:: GIVEN TASK ::
Give the listing below again in full, exactly as written.

:: STORED RECORDS ::
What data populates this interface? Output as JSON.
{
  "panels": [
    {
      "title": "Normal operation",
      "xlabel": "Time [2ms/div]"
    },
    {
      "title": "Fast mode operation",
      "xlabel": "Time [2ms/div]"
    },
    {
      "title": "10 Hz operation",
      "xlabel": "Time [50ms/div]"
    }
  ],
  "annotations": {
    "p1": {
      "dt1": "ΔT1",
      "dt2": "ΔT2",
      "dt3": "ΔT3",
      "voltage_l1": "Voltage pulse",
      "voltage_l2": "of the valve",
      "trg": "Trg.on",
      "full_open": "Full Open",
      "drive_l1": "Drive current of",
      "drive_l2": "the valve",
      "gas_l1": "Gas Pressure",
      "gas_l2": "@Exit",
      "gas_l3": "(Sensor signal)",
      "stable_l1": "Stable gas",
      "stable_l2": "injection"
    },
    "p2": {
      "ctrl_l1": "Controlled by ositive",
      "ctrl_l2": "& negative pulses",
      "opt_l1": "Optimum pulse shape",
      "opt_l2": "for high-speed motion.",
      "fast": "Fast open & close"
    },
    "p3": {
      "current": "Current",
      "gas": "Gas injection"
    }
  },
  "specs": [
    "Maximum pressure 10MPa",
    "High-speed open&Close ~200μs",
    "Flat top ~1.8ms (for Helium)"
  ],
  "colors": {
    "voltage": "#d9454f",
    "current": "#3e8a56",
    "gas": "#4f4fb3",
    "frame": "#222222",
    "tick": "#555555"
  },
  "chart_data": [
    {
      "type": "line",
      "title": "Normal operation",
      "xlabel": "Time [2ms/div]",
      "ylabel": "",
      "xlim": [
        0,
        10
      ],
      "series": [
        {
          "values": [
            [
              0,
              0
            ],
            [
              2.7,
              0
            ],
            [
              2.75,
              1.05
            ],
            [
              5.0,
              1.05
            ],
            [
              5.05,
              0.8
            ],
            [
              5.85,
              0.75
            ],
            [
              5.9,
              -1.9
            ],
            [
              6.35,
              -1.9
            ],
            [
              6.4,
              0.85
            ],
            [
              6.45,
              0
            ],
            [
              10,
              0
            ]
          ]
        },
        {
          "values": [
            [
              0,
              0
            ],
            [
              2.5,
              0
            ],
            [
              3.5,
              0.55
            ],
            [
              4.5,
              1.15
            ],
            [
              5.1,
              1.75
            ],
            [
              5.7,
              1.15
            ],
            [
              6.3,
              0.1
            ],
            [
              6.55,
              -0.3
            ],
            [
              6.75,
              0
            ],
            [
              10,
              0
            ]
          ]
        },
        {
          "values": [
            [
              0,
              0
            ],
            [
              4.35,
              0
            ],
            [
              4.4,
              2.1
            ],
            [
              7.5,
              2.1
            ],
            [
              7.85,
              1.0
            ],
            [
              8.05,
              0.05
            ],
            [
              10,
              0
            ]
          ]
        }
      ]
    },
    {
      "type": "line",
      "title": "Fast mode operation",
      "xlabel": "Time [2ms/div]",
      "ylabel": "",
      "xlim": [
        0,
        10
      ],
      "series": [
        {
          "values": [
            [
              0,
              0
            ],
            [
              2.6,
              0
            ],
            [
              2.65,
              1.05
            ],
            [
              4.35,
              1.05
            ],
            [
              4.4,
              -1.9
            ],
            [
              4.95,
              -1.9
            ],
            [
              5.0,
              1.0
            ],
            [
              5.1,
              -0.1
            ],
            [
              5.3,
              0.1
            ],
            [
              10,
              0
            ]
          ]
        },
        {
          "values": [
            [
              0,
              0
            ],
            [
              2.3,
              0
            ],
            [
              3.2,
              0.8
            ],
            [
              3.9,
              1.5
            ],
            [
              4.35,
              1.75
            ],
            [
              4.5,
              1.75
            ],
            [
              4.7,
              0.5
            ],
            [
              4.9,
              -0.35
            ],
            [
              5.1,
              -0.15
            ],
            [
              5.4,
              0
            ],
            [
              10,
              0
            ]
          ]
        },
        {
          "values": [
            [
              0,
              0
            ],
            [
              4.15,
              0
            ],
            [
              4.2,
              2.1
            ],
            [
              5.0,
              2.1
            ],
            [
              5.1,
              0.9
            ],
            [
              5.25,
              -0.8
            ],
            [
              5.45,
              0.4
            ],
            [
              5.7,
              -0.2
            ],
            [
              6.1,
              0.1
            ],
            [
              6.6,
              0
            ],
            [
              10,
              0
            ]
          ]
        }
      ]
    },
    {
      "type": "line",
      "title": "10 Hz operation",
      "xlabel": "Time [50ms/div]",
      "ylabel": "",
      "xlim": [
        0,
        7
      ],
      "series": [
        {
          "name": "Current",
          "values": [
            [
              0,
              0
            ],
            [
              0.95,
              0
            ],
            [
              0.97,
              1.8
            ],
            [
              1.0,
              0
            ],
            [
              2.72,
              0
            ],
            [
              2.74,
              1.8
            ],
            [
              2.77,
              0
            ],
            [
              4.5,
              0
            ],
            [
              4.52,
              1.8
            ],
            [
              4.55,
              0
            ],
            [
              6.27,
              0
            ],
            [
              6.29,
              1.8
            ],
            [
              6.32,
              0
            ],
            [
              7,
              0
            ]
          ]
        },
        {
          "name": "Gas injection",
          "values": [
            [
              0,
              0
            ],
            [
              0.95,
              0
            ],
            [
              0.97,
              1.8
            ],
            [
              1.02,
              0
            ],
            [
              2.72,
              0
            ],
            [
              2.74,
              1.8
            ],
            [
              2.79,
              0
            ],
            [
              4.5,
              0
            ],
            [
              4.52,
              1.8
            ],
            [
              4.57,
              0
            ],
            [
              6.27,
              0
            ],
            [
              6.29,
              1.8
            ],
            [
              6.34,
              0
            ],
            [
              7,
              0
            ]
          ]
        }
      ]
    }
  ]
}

:: EXERCISE ANSWER ::
What data populates this interface? Output as JSON.
{
  "panels": [
    {
      "title": "Normal operation",
      "xlabel": "Time [2ms/div]"
    },
    {
      "title": "Fast mode operation",
      "xlabel": "Time [2ms/div]"
    },
    {
      "title": "10 Hz operation",
      "xlabel": "Time [50ms/div]"
    }
  ],
  "annotations": {
    "p1": {
      "dt1": "ΔT1",
      "dt2": "ΔT2",
      "dt3": "ΔT3",
      "voltage_l1": "Voltage pulse",
      "voltage_l2": "of the valve",
      "trg": "Trg.on",
      "full_open": "Full Open",
      "drive_l1": "Drive current of",
      "drive_l2": "the valve",
      "gas_l1": "Gas Pressure",
      "gas_l2": "@Exit",
      "gas_l3": "(Sensor signal)",
      "stable_l1": "Stable gas",
      "stable_l2": "injection"
    },
    "p2": {
      "ctrl_l1": "Controlled by ositive",
      "ctrl_l2": "& negative pulses",
      "opt_l1": "Optimum pulse shape",
      "opt_l2": "for high-speed motion.",
      "fast": "Fast open & close"
    },
    "p3": {
      "current": "Current",
      "gas": "Gas injection"
    }
  },
  "specs": [
    "Maximum pressure 10MPa",
    "High-speed open&Close ~200μs",
    "Flat top ~1.8ms (for Helium)"
  ],
  "colors": {
    "voltage": "#d9454f",
    "current": "#3e8a56",
    "gas": "#4f4fb3",
    "frame": "#222222",
    "tick": "#555555"
  },
  "chart_data": [
    {
      "type": "line",
      "title": "Normal operation",
      "xlabel": "Time [2ms/div]",
      "ylabel": "",
      "xlim": [
        0,
        10
      ],
      "series": [
        {
          "values": [
            [
              0,
              0
            ],
            [
              2.7,
              0
            ],
            [
              2.75,
              1.05
            ],
            [
              5.0,
              1.05
            ],
            [
              5.05,
              0.8
            ],
            [
              5.85,
              0.75
            ],
            [
              5.9,
              -1.9
            ],
            [
              6.35,
              -1.9
            ],
            [
              6.4,
              0.85
            ],
            [
              6.45,
              0
            ],
            [
              10,
              0
            ]
          ]
        },
        {
          "values": [
            [
              0,
              0
            ],
            [
              2.5,
              0
            ],
            [
              3.5,
              0.55
            ],
            [
              4.5,
              1.15
            ],
            [
              5.1,
              1.75
            ],
            [
              5.7,
              1.15
            ],
            [
              6.3,
              0.1
            ],
            [
              6.55,
              -0.3
            ],
            [
              6.75,
              0
            ],
            [
              10,
              0
            ]
          ]
        },
        {
          "values": [
            [
              0,
              0
            ],
            [
              4.35,
              0
            ],
            [
              4.4,
              2.1
            ],
            [
              7.5,
              2.1
            ],
            [
              7.85,
              1.0
            ],
            [
              8.05,
              0.05
            ],
            [
              10,
              0
            ]
          ]
        }
      ]
    },
    {
      "type": "line",
      "title": "Fast mode operation",
      "xlabel": "Time [2ms/div]",
      "ylabel": "",
      "xlim": [
        0,
        10
      ],
      "series": [
        {
          "values": [
            [
              0,
              0
            ],
            [
              2.6,
              0
            ],
            [
              2.65,
              1.05
            ],
            [
              4.35,
              1.05
            ],
            [
              4.4,
              -1.9
            ],
            [
              4.95,
              -1.9
            ],
            [
              5.0,
              1.0
            ],
            [
              5.1,
              -0.1
            ],
            [
              5.3,
              0.1
            ],
            [
              10,
              0
            ]
          ]
        },
        {
          "values": [
            [
              0,
              0
            ],
            [
              2.3,
              0
            ],
            [
              3.2,
              0.8
            ],
            [
              3.9,
              1.5
            ],
            [
              4.35,
              1.75
            ],
            [
              4.5,
              1.75
            ],
            [
              4.7,
              0.5
            ],
            [
              4.9,
              -0.35
            ],
            [
              5.1,
              -0.15
            ],
            [
              5.4,
              0
            ],
            [
              10,
              0
            ]
          ]
        },
        {
          "values": [
            [
              0,
              0
            ],
            [
              4.15,
              0
            ],
            [
              4.2,
              2.1
            ],
            [
              5.0,
              2.1
            ],
            [
              5.1,
              0.9
            ],
            [
              5.25,
              -0.8
            ],
            [
              5.45,
              0.4
            ],
            [
              5.7,
              -0.2
            ],
            [
              6.1,
              0.1
            ],
            [
              6.6,
              0
            ],
            [
              10,
              0
            ]
          ]
        }
      ]
    },
    {
      "type": "line",
      "title": "10 Hz operation",
      "xlabel": "Time [50ms/div]",
      "ylabel": "",
      "xlim": [
        0,
        7
      ],
      "series": [
        {
          "name": "Current",
          "values": [
            [
              0,
              0
            ],
            [
              0.95,
              0
            ],
            [
              0.97,
              1.8
            ],
            [
              1.0,
              0
            ],
            [
              2.72,
              0
            ],
            [
              2.74,
              1.8
            ],
            [
              2.77,
              0
            ],
            [
              4.5,
              0
            ],
            [
              4.52,
              1.8
            ],
            [
              4.55,
              0
            ],
            [
              6.27,
              0
            ],
            [
              6.29,
              1.8
            ],
            [
              6.32,
              0
            ],
            [
              7,
              0
            ]
          ]
        },
        {
          "name": "Gas injection",
          "values": [
            [
              0,
              0
            ],
            [
              0.95,
              0
            ],
            [
              0.97,
              1.8
            ],
            [
              1.02,
              0
            ],
            [
              2.72,
              0
            ],
            [
              2.74,
              1.8
            ],
            [
              2.79,
              0
            ],
            [
              4.5,
              0
            ],
            [
              4.52,
              1.8
            ],
            [
              4.57,
              0
            ],
            [
              6.27,
              0
            ],
            [
              6.29,
              1.8
            ],
            [
              6.34,
              0
            ],
            [
              7,
              0
            ]
          ]
        }
      ]
    }
  ]
}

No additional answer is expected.